● What is asked: Print out every line, exactly as written.

Stored items
<<<<
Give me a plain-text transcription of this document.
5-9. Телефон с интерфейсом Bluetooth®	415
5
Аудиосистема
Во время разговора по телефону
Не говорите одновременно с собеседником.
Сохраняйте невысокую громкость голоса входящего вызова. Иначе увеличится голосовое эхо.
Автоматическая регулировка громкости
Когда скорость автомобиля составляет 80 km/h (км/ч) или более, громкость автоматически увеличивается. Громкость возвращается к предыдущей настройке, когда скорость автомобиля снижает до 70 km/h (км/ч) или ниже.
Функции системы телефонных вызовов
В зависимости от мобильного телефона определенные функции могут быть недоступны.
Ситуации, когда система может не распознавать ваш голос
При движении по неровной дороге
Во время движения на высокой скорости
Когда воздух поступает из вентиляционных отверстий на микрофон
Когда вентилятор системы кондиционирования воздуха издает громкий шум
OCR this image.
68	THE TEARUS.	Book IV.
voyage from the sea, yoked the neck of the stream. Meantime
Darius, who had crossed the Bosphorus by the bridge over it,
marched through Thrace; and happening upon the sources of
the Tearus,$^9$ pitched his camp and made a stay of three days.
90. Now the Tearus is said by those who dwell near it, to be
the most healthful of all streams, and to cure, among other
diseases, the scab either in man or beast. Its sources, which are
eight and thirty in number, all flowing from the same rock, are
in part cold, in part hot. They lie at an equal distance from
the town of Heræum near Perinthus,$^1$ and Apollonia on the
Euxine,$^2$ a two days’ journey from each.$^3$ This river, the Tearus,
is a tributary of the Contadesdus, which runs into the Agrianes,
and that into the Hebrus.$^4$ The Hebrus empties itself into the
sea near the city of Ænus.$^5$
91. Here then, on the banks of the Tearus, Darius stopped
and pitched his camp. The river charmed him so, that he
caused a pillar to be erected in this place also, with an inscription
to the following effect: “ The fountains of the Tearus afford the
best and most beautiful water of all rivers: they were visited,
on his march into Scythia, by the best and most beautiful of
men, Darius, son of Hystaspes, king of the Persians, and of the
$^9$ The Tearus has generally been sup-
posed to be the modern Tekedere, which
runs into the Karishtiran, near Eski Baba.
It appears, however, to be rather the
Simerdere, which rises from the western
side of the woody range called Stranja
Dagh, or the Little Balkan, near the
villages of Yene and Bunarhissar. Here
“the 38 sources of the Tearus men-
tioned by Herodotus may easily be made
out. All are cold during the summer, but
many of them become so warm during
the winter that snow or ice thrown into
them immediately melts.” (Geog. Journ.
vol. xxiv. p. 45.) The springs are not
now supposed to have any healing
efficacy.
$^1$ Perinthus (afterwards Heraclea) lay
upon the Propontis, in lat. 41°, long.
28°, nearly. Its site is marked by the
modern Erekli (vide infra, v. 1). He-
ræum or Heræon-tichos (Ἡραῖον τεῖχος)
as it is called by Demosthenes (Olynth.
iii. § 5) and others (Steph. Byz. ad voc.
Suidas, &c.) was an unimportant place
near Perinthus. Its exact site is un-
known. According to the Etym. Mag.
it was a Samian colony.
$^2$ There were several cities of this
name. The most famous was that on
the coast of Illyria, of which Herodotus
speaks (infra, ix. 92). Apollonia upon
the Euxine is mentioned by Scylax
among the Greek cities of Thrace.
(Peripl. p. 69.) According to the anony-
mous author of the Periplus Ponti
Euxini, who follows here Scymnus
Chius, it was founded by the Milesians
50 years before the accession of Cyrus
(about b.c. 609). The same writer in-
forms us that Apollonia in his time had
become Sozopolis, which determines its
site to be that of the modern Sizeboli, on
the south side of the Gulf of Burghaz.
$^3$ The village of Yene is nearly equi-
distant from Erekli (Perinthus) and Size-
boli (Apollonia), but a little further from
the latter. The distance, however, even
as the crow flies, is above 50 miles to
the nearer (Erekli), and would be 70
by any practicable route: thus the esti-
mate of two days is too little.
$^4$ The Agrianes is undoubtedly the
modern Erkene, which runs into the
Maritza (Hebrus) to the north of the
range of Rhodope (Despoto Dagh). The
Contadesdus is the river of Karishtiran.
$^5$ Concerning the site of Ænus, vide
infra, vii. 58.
>>>>
● Final result:
Give me a plain-text transcription of this document.
5-9. Телефон с интерфейсом Bluetooth®	415
5
Аудиосистема
Во время разговора по телефону
Не говорите одновременно с собеседником.
Сохраняйте невысокую громкость голоса входящего вызова. Иначе увеличится голосовое эхо.
Автоматическая регулировка громкости
Когда скорость автомобиля составляет 80 km/h (км/ч) или более, громкость автоматически увеличивается. Громкость возвращается к предыдущей настройке, когда скорость автомобиля снижает до 70 km/h (км/ч) или ниже.
Функции системы телефонных вызовов
В зависимости от мобильного телефона определенные функции могут быть недоступны.
Ситуации, когда система может не распознавать ваш голос
При движении по неровной дороге
Во время движения на высокой скорости
Когда воздух поступает из вентиляционных отверстий на микрофон
Когда вентилятор системы кондиционирования воздуха издает громкий шум
OCR this image.
68	THE TEARUS.	Book IV.
voyage from the sea, yoked the neck of the stream. Meantime
Darius, who had crossed the Bosphorus by the bridge over it,
marched through Thrace; and happening upon the sources of
the Tearus,$^9$ pitched his camp and made a stay of three days.
90. Now the Tearus is said by those who dwell near it, to be
the most healthful of all streams, and to cure, among other
diseases, the scab either in man or beast. Its sources, which are
eight and thirty in number, all flowing from the same rock, are
in part cold, in part hot. They lie at an equal distance from
the town of Heræum near Perinthus,$^1$ and Apollonia on the
Euxine,$^2$ a two days’ journey from each.$^3$ This river, the Tearus,
is a tributary of the Contadesdus, which runs into the Agrianes,
and that into the Hebrus.$^4$ The Hebrus empties itself into the
sea near the city of Ænus.$^5$
91. Here then, on the banks of the Tearus, Darius stopped
and pitched his camp. The river charmed him so, that he
caused a pillar to be erected in this place also, with an inscription
to the following effect: “ The fountains of the Tearus afford the
best and most beautiful water of all rivers: they were visited,
on his march into Scythia, by the best and most beautiful of
men, Darius, son of Hystaspes, king of the Persians, and of the
$^9$ The Tearus has generally been sup-
posed to be the modern Tekedere, which
runs into the Karishtiran, near Eski Baba.
It appears, however, to be rather the
Simerdere, which rises from the western
side of the woody range called Stranja
Dagh, or the Little Balkan, near the
villages of Yene and Bunarhissar. Here
“the 38 sources of the Tearus men-
tioned by Herodotus may easily be made
out. All are cold during the summer, but
many of them become so warm during
the winter that snow or ice thrown into
them immediately melts.” (Geog. Journ.
vol. xxiv. p. 45.) The springs are not
now supposed to have any healing
efficacy.
$^1$ Perinthus (afterwards Heraclea) lay
upon the Propontis, in lat. 41°, long.
28°, nearly. Its site is marked by the
modern Erekli (vide infra, v. 1). He-
ræum or Heræon-tichos (Ἡραῖον τεῖχος)
as it is called by Demosthenes (Olynth.
iii. § 5) and others (Steph. Byz. ad voc.
Suidas, &c.) was an unimportant place
near Perinthus. Its exact site is un-
known. According to the Etym. Mag.
it was a Samian colony.
$^2$ There were several cities of this
name. The most famous was that on
the coast of Illyria, of which Herodotus
speaks (infra, ix. 92). Apollonia upon
the Euxine is mentioned by Scylax
among the Greek cities of Thrace.
(Peripl. p. 69.) According to the anony-
mous author of the Periplus Ponti
Euxini, who follows here Scymnus
Chius, it was founded by the Milesians
50 years before the accession of Cyrus
(about b.c. 609). The same writer in-
forms us that Apollonia in his time had
become Sozopolis, which determines its
site to be that of the modern Sizeboli, on
the south side of the Gulf of Burghaz.
$^3$ The village of Yene is nearly equi-
distant from Erekli (Perinthus) and Size-
boli (Apollonia), but a little further from
the latter. The distance, however, even
as the crow flies, is above 50 miles to
the nearer (Erekli), and would be 70
by any practicable route: thus the esti-
mate of two days is too little.
$^4$ The Agrianes is undoubtedly the
modern Erkene, which runs into the
Maritza (Hebrus) to the north of the
range of Rhodope (Despoto Dagh). The
Contadesdus is the river of Karishtiran.
$^5$ Concerning the site of Ænus, vide
infra, vii. 58.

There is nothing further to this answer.